Problem details:
Return each line holding the string "content".

_ _ _ _ _

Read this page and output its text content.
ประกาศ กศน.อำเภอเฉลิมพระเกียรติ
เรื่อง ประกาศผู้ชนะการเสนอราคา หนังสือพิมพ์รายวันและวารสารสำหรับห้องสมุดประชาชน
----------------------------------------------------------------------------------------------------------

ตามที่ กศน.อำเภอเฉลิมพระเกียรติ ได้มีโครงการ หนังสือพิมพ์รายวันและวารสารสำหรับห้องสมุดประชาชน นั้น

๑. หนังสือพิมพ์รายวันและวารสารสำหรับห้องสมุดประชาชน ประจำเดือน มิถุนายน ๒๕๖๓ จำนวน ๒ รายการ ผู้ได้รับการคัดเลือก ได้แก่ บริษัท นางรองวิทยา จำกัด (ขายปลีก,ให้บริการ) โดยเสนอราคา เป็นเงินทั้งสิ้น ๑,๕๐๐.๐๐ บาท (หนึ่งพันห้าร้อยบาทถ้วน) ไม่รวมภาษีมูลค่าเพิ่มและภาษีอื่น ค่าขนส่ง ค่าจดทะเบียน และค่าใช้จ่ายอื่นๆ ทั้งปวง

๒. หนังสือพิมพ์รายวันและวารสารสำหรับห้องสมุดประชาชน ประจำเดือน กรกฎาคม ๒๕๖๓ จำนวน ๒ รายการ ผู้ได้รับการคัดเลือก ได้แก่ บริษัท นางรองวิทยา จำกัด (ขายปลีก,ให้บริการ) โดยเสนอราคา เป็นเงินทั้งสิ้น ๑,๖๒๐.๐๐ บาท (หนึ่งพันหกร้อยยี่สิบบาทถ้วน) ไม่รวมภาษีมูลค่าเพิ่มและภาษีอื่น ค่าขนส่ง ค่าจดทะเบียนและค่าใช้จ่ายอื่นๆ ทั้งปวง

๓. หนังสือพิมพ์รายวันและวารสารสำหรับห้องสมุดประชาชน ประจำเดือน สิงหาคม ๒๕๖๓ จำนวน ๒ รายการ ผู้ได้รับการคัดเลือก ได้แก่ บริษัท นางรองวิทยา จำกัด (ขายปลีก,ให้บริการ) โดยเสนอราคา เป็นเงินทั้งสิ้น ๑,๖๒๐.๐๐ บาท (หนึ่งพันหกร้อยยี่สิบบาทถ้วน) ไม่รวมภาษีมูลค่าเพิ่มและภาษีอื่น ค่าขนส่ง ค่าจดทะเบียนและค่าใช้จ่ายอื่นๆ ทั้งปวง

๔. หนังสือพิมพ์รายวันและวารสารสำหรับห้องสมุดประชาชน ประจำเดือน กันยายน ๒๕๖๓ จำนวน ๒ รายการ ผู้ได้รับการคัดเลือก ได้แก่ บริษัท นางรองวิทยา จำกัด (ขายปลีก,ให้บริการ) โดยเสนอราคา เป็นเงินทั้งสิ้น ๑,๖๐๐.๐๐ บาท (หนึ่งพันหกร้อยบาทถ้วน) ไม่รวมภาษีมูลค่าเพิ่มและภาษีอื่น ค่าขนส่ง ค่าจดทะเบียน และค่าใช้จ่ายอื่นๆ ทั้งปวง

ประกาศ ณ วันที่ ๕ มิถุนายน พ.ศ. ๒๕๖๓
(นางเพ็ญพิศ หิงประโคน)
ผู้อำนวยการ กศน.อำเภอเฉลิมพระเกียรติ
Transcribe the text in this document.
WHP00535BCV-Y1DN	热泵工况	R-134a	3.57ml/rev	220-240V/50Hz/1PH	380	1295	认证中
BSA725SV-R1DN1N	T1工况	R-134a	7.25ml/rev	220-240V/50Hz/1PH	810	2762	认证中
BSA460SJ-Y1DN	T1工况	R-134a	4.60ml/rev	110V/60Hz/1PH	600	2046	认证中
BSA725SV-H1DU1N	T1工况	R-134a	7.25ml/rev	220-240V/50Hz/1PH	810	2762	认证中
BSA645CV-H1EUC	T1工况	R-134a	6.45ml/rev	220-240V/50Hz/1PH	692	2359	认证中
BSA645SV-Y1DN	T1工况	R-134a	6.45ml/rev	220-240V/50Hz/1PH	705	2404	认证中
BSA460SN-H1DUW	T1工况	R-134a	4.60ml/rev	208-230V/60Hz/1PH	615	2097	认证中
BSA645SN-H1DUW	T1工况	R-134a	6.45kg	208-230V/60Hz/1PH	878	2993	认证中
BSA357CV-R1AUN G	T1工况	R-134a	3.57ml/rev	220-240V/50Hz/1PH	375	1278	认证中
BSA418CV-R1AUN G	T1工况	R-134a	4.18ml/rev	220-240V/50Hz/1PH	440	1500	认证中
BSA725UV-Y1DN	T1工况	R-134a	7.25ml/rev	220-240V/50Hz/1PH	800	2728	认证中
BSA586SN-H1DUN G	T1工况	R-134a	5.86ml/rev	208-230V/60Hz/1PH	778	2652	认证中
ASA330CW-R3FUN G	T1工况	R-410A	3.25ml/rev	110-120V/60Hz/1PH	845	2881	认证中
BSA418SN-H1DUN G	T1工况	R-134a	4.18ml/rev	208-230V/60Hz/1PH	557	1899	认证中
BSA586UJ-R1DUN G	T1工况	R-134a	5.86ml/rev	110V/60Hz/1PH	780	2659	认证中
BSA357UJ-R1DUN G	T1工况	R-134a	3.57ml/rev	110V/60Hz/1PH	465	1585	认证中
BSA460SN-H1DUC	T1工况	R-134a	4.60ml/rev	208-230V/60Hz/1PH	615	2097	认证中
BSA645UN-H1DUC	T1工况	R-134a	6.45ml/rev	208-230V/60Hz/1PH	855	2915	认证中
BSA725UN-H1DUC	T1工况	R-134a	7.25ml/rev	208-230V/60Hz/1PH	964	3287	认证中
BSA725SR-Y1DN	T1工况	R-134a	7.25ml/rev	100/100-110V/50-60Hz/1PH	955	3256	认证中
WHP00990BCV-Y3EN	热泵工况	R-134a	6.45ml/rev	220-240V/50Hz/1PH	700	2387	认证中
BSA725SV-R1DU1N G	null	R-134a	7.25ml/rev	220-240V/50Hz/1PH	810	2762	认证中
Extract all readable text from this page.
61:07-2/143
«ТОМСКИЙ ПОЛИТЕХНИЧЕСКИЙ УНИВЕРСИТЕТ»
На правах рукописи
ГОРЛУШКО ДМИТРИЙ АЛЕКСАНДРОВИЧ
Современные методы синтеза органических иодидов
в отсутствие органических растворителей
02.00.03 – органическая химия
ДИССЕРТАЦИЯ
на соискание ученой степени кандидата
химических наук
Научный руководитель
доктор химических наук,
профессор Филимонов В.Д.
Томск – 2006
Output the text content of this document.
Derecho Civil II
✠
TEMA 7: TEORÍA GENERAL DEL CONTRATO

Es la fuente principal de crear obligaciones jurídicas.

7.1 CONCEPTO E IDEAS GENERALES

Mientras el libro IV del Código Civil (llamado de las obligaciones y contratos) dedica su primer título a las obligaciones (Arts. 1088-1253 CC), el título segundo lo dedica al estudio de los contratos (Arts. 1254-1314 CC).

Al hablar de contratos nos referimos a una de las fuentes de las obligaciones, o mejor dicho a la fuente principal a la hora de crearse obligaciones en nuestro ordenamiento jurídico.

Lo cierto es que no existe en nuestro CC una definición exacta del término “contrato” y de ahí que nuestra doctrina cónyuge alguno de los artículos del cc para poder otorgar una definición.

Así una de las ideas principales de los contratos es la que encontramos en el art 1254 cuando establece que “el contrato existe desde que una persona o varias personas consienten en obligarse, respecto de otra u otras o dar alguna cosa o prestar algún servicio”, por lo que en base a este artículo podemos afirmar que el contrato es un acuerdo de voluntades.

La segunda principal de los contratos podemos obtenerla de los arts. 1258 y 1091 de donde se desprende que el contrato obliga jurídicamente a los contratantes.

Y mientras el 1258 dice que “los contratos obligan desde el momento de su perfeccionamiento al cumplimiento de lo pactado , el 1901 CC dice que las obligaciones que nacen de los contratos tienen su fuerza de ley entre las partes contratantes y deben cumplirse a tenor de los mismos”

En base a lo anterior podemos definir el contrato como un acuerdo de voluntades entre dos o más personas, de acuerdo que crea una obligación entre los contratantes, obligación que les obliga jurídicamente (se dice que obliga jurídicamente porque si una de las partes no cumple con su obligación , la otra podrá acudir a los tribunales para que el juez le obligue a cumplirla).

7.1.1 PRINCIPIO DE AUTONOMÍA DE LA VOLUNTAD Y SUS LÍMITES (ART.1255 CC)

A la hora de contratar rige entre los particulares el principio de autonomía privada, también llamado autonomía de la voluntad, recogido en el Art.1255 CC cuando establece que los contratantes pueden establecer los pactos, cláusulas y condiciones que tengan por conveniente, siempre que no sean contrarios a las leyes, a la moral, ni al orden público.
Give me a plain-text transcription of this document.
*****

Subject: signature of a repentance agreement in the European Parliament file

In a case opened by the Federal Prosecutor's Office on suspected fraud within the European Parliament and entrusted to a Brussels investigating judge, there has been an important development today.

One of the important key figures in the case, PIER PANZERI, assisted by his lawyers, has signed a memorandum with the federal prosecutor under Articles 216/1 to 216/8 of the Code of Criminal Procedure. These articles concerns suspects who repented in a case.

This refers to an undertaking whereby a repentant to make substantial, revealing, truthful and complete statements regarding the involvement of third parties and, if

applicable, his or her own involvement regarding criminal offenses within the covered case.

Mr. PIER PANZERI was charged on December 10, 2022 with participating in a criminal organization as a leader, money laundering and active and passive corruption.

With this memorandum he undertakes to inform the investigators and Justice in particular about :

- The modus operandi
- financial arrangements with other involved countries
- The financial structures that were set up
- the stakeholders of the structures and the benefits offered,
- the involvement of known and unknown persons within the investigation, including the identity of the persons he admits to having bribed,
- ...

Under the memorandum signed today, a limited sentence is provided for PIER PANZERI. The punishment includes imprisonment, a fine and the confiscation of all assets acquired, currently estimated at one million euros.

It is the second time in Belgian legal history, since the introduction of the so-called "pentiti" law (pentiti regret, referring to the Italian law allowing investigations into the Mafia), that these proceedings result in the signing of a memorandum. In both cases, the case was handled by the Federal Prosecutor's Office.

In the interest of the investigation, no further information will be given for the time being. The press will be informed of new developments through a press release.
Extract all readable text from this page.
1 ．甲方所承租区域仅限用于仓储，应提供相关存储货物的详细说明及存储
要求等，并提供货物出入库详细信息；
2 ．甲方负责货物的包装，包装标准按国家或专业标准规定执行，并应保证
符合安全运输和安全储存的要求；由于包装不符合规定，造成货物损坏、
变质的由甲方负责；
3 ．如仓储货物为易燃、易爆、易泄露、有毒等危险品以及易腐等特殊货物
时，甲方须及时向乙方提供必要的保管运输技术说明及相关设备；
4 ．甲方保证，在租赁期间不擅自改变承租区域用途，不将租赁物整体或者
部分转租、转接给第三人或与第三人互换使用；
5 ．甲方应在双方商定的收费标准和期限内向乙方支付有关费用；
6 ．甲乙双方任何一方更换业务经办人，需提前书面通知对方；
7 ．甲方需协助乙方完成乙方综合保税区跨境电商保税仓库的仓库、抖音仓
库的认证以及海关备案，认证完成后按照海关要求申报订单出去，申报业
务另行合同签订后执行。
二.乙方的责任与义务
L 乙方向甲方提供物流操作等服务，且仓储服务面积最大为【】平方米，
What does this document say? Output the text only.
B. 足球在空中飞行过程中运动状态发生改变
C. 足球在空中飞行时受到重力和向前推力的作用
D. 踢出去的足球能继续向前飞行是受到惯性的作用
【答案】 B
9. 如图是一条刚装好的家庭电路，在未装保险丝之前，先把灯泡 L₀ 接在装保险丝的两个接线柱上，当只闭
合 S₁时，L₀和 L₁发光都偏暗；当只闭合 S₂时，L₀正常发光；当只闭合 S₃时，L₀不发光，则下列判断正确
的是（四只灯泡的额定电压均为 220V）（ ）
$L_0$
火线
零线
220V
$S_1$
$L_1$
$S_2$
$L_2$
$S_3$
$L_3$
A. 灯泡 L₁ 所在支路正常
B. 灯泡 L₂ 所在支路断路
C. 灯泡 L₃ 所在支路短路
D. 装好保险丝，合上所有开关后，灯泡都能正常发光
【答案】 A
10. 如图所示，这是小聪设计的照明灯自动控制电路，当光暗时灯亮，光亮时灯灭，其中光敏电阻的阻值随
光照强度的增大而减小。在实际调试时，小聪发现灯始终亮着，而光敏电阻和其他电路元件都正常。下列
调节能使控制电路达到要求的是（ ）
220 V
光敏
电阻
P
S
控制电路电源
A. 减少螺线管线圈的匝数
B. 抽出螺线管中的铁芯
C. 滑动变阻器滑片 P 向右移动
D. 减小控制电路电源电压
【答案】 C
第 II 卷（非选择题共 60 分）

_ _ _ _ _

Solution for this problem:
Read this page and output its text content.
Output the text content of this document.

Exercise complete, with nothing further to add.